Request: Would you quote every entry exactly, dropping only the pictures?

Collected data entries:
╭──
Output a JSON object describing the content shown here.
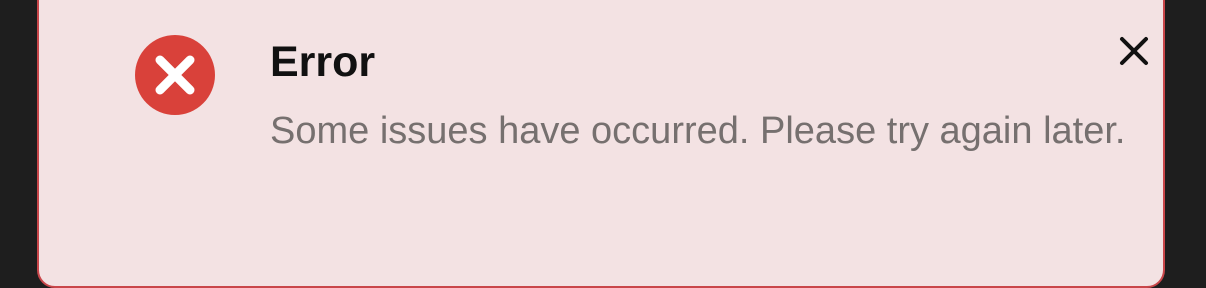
{
  "alert": {
    "title": "Error",
    "message": "Some issues have occurred. Please try again later.",
    "icon": "error-circle-icon",
    "close_icon": "close-icon",
    "colors": {
      "background": "#f3e2e3",
      "border": "#c9464a",
      "icon": "#d9413a",
      "title": "#111111",
      "message": "#76706f"
    }
  }
}
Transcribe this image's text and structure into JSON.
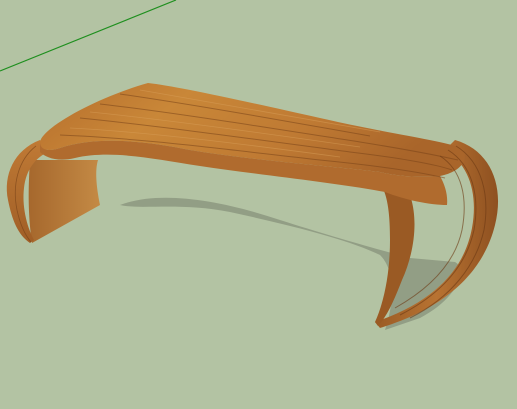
{
  "scene": {
    "background_color": "#b3c3a3",
    "axis_color": "#1e8f1e",
    "model": {
      "object": "curved-wooden-coffee-table",
      "wood_light": "#c47d35",
      "wood_mid": "#a9652a",
      "wood_dark": "#7a4419",
      "shadow_color": "#8e9a82"
    }
  }
}
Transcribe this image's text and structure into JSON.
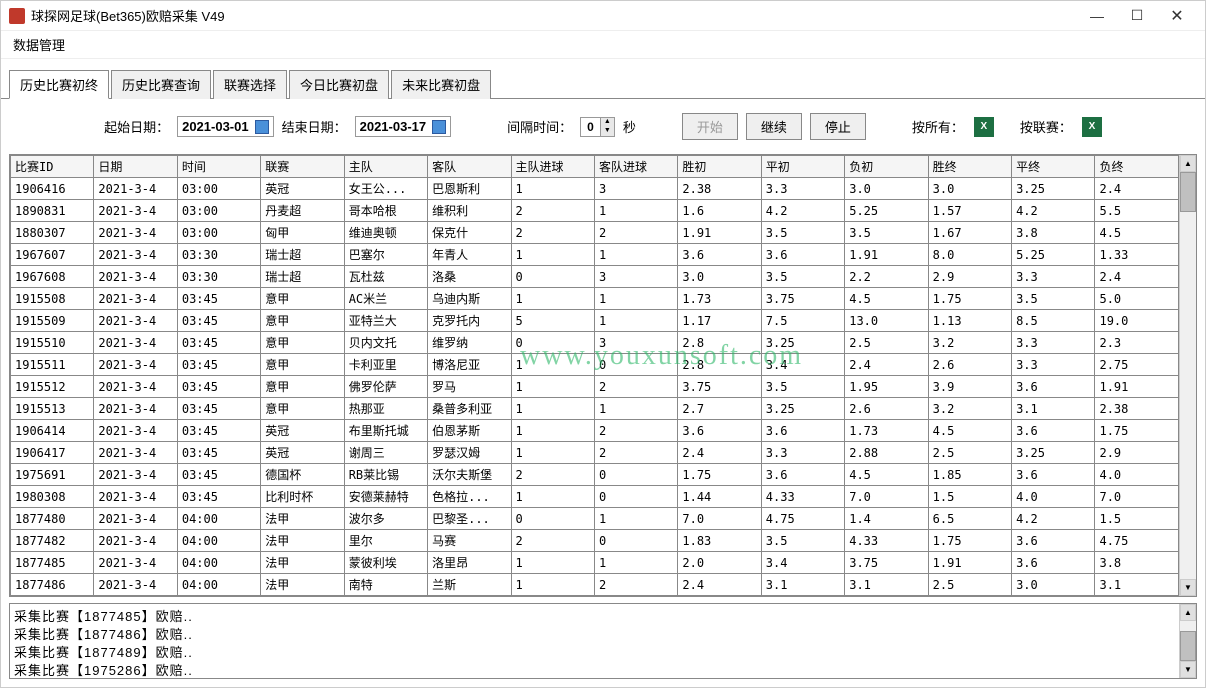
{
  "window": {
    "title": "球探网足球(Bet365)欧赔采集 V49"
  },
  "menu": {
    "data_mgmt": "数据管理"
  },
  "tabs": [
    "历史比赛初终",
    "历史比赛查询",
    "联赛选择",
    "今日比赛初盘",
    "未来比赛初盘"
  ],
  "controls": {
    "start_date_label": "起始日期：",
    "start_date": "2021-03-01",
    "end_date_label": "结束日期：",
    "end_date": "2021-03-17",
    "interval_label": "间隔时间：",
    "interval_value": "0",
    "interval_unit": "秒",
    "btn_start": "开始",
    "btn_continue": "继续",
    "btn_stop": "停止",
    "btn_by_all": "按所有：",
    "btn_by_league": "按联赛："
  },
  "columns": [
    "比赛ID",
    "日期",
    "时间",
    "联赛",
    "主队",
    "客队",
    "主队进球",
    "客队进球",
    "胜初",
    "平初",
    "负初",
    "胜终",
    "平终",
    "负终"
  ],
  "rows": [
    [
      "1906416",
      "2021-3-4",
      "03:00",
      "英冠",
      "女王公...",
      "巴恩斯利",
      "1",
      "3",
      "2.38",
      "3.3",
      "3.0",
      "3.0",
      "3.25",
      "2.4"
    ],
    [
      "1890831",
      "2021-3-4",
      "03:00",
      "丹麦超",
      "哥本哈根",
      "维积利",
      "2",
      "1",
      "1.6",
      "4.2",
      "5.25",
      "1.57",
      "4.2",
      "5.5"
    ],
    [
      "1880307",
      "2021-3-4",
      "03:00",
      "匈甲",
      "维迪奥顿",
      "保克什",
      "2",
      "2",
      "1.91",
      "3.5",
      "3.5",
      "1.67",
      "3.8",
      "4.5"
    ],
    [
      "1967607",
      "2021-3-4",
      "03:30",
      "瑞士超",
      "巴塞尔",
      "年青人",
      "1",
      "1",
      "3.6",
      "3.6",
      "1.91",
      "8.0",
      "5.25",
      "1.33"
    ],
    [
      "1967608",
      "2021-3-4",
      "03:30",
      "瑞士超",
      "瓦杜兹",
      "洛桑",
      "0",
      "3",
      "3.0",
      "3.5",
      "2.2",
      "2.9",
      "3.3",
      "2.4"
    ],
    [
      "1915508",
      "2021-3-4",
      "03:45",
      "意甲",
      "AC米兰",
      "乌迪内斯",
      "1",
      "1",
      "1.73",
      "3.75",
      "4.5",
      "1.75",
      "3.5",
      "5.0"
    ],
    [
      "1915509",
      "2021-3-4",
      "03:45",
      "意甲",
      "亚特兰大",
      "克罗托内",
      "5",
      "1",
      "1.17",
      "7.5",
      "13.0",
      "1.13",
      "8.5",
      "19.0"
    ],
    [
      "1915510",
      "2021-3-4",
      "03:45",
      "意甲",
      "贝内文托",
      "维罗纳",
      "0",
      "3",
      "2.8",
      "3.25",
      "2.5",
      "3.2",
      "3.3",
      "2.3"
    ],
    [
      "1915511",
      "2021-3-4",
      "03:45",
      "意甲",
      "卡利亚里",
      "博洛尼亚",
      "1",
      "0",
      "2.8",
      "3.4",
      "2.4",
      "2.6",
      "3.3",
      "2.75"
    ],
    [
      "1915512",
      "2021-3-4",
      "03:45",
      "意甲",
      "佛罗伦萨",
      "罗马",
      "1",
      "2",
      "3.75",
      "3.5",
      "1.95",
      "3.9",
      "3.6",
      "1.91"
    ],
    [
      "1915513",
      "2021-3-4",
      "03:45",
      "意甲",
      "热那亚",
      "桑普多利亚",
      "1",
      "1",
      "2.7",
      "3.25",
      "2.6",
      "3.2",
      "3.1",
      "2.38"
    ],
    [
      "1906414",
      "2021-3-4",
      "03:45",
      "英冠",
      "布里斯托城",
      "伯恩茅斯",
      "1",
      "2",
      "3.6",
      "3.6",
      "1.73",
      "4.5",
      "3.6",
      "1.75"
    ],
    [
      "1906417",
      "2021-3-4",
      "03:45",
      "英冠",
      "谢周三",
      "罗瑟汉姆",
      "1",
      "2",
      "2.4",
      "3.3",
      "2.88",
      "2.5",
      "3.25",
      "2.9"
    ],
    [
      "1975691",
      "2021-3-4",
      "03:45",
      "德国杯",
      "RB莱比锡",
      "沃尔夫斯堡",
      "2",
      "0",
      "1.75",
      "3.6",
      "4.5",
      "1.85",
      "3.6",
      "4.0"
    ],
    [
      "1980308",
      "2021-3-4",
      "03:45",
      "比利时杯",
      "安德莱赫特",
      "色格拉...",
      "1",
      "0",
      "1.44",
      "4.33",
      "7.0",
      "1.5",
      "4.0",
      "7.0"
    ],
    [
      "1877480",
      "2021-3-4",
      "04:00",
      "法甲",
      "波尔多",
      "巴黎圣...",
      "0",
      "1",
      "7.0",
      "4.75",
      "1.4",
      "6.5",
      "4.2",
      "1.5"
    ],
    [
      "1877482",
      "2021-3-4",
      "04:00",
      "法甲",
      "里尔",
      "马赛",
      "2",
      "0",
      "1.83",
      "3.5",
      "4.33",
      "1.75",
      "3.6",
      "4.75"
    ],
    [
      "1877485",
      "2021-3-4",
      "04:00",
      "法甲",
      "蒙彼利埃",
      "洛里昂",
      "1",
      "1",
      "2.0",
      "3.4",
      "3.75",
      "1.91",
      "3.6",
      "3.8"
    ],
    [
      "1877486",
      "2021-3-4",
      "04:00",
      "法甲",
      "南特",
      "兰斯",
      "1",
      "2",
      "2.4",
      "3.1",
      "3.1",
      "2.5",
      "3.0",
      "3.1"
    ]
  ],
  "log": [
    "采集比赛【1877485】欧赔..",
    "采集比赛【1877486】欧赔..",
    "采集比赛【1877489】欧赔..",
    "采集比赛【1975286】欧赔.."
  ],
  "watermark": "www.youxunsoft.com"
}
╰──
Problem solution:
Output a JSON object describing the content shown here.
{
  "alert": {
    "title": "Error",
    "message": "Some issues have occurred. Please try again later.",
    "icon": "error-circle-icon",
    "close_icon": "close-icon",
    "colors": {
      "background": "#f3e2e3",
      "border": "#c9464a",
      "icon": "#d9413a",
      "title": "#111111",
      "message": "#76706f"
    }
  }
}
Transcribe this image's text and structure into JSON.
{
  "scene": {
    "background_color": "#b3c3a3",
    "axis_color": "#1e8f1e",
    "model": {
      "object": "curved-wooden-coffee-table",
      "wood_light": "#c47d35",
      "wood_mid": "#a9652a",
      "wood_dark": "#7a4419",
      "shadow_color": "#8e9a82"
    }
  }
}
Transcribe this image's text and structure into JSON.
{
  "window": {
    "title": "球探网足球(Bet365)欧赔采集 V49"
  },
  "menu": {
    "data_mgmt": "数据管理"
  },
  "tabs": [
    "历史比赛初终",
    "历史比赛查询",
    "联赛选择",
    "今日比赛初盘",
    "未来比赛初盘"
  ],
  "controls": {
    "start_date_label": "起始日期：",
    "start_date": "2021-03-01",
    "end_date_label": "结束日期：",
    "end_date": "2021-03-17",
    "interval_label": "间隔时间：",
    "interval_value": "0",
    "interval_unit": "秒",
    "btn_start": "开始",
    "btn_continue": "继续",
    "btn_stop": "停止",
    "btn_by_all": "按所有：",
    "btn_by_league": "按联赛："
  },
  "columns": [
    "比赛ID",
    "日期",
    "时间",
    "联赛",
    "主队",
    "客队",
    "主队进球",
    "客队进球",
    "胜初",
    "平初",
    "负初",
    "胜终",
    "平终",
    "负终"
  ],
  "rows": [
    [
      "1906416",
      "2021-3-4",
      "03:00",
      "英冠",
      "女王公...",
      "巴恩斯利",
      "1",
      "3",
      "2.38",
      "3.3",
      "3.0",
      "3.0",
      "3.25",
      "2.4"
    ],
    [
      "1890831",
      "2021-3-4",
      "03:00",
      "丹麦超",
      "哥本哈根",
      "维积利",
      "2",
      "1",
      "1.6",
      "4.2",
      "5.25",
      "1.57",
      "4.2",
      "5.5"
    ],
    [
      "1880307",
      "2021-3-4",
      "03:00",
      "匈甲",
      "维迪奥顿",
      "保克什",
      "2",
      "2",
      "1.91",
      "3.5",
      "3.5",
      "1.67",
      "3.8",
      "4.5"
    ],
    [
      "1967607",
      "2021-3-4",
      "03:30",
      "瑞士超",
      "巴塞尔",
      "年青人",
      "1",
      "1",
      "3.6",
      "3.6",
      "1.91",
      "8.0",
      "5.25",
      "1.33"
    ],
    [
      "1967608",
      "2021-3-4",
      "03:30",
      "瑞士超",
      "瓦杜兹",
      "洛桑",
      "0",
      "3",
      "3.0",
      "3.5",
      "2.2",
      "2.9",
      "3.3",
      "2.4"
    ],
    [
      "1915508",
      "2021-3-4",
      "03:45",
      "意甲",
      "AC米兰",
      "乌迪内斯",
      "1",
      "1",
      "1.73",
      "3.75",
      "4.5",
      "1.75",
      "3.5",
      "5.0"
    ],
    [
      "1915509",
      "2021-3-4",
      "03:45",
      "意甲",
      "亚特兰大",
      "克罗托内",
      "5",
      "1",
      "1.17",
      "7.5",
      "13.0",
      "1.13",
      "8.5",
      "19.0"
    ],
    [
      "1915510",
      "2021-3-4",
      "03:45",
      "意甲",
      "贝内文托",
      "维罗纳",
      "0",
      "3",
      "2.8",
      "3.25",
      "2.5",
      "3.2",
      "3.3",
      "2.3"
    ],
    [
      "1915511",
      "2021-3-4",
      "03:45",
      "意甲",
      "卡利亚里",
      "博洛尼亚",
      "1",
      "0",
      "2.8",
      "3.4",
      "2.4",
      "2.6",
      "3.3",
      "2.75"
    ],
    [
      "1915512",
      "2021-3-4",
      "03:45",
      "意甲",
      "佛罗伦萨",
      "罗马",
      "1",
      "2",
      "3.75",
      "3.5",
      "1.95",
      "3.9",
      "3.6",
      "1.91"
    ],
    [
      "1915513",
      "2021-3-4",
      "03:45",
      "意甲",
      "热那亚",
      "桑普多利亚",
      "1",
      "1",
      "2.7",
      "3.25",
      "2.6",
      "3.2",
      "3.1",
      "2.38"
    ],
    [
      "1906414",
      "2021-3-4",
      "03:45",
      "英冠",
      "布里斯托城",
      "伯恩茅斯",
      "1",
      "2",
      "3.6",
      "3.6",
      "1.73",
      "4.5",
      "3.6",
      "1.75"
    ],
    [
      "1906417",
      "2021-3-4",
      "03:45",
      "英冠",
      "谢周三",
      "罗瑟汉姆",
      "1",
      "2",
      "2.4",
      "3.3",
      "2.88",
      "2.5",
      "3.25",
      "2.9"
    ],
    [
      "1975691",
      "2021-3-4",
      "03:45",
      "德国杯",
      "RB莱比锡",
      "沃尔夫斯堡",
      "2",
      "0",
      "1.75",
      "3.6",
      "4.5",
      "1.85",
      "3.6",
      "4.0"
    ],
    [
      "1980308",
      "2021-3-4",
      "03:45",
      "比利时杯",
      "安德莱赫特",
      "色格拉...",
      "1",
      "0",
      "1.44",
      "4.33",
      "7.0",
      "1.5",
      "4.0",
      "7.0"
    ],
    [
      "1877480",
      "2021-3-4",
      "04:00",
      "法甲",
      "波尔多",
      "巴黎圣...",
      "0",
      "1",
      "7.0",
      "4.75",
      "1.4",
      "6.5",
      "4.2",
      "1.5"
    ],
    [
      "1877482",
      "2021-3-4",
      "04:00",
      "法甲",
      "里尔",
      "马赛",
      "2",
      "0",
      "1.83",
      "3.5",
      "4.33",
      "1.75",
      "3.6",
      "4.75"
    ],
    [
      "1877485",
      "2021-3-4",
      "04:00",
      "法甲",
      "蒙彼利埃",
      "洛里昂",
      "1",
      "1",
      "2.0",
      "3.4",
      "3.75",
      "1.91",
      "3.6",
      "3.8"
    ],
    [
      "1877486",
      "2021-3-4",
      "04:00",
      "法甲",
      "南特",
      "兰斯",
      "1",
      "2",
      "2.4",
      "3.1",
      "3.1",
      "2.5",
      "3.0",
      "3.1"
    ]
  ],
  "log": [
    "采集比赛【1877485】欧赔..",
    "采集比赛【1877486】欧赔..",
    "采集比赛【1877489】欧赔..",
    "采集比赛【1975286】欧赔.."
  ],
  "watermark": "www.youxunsoft.com"
}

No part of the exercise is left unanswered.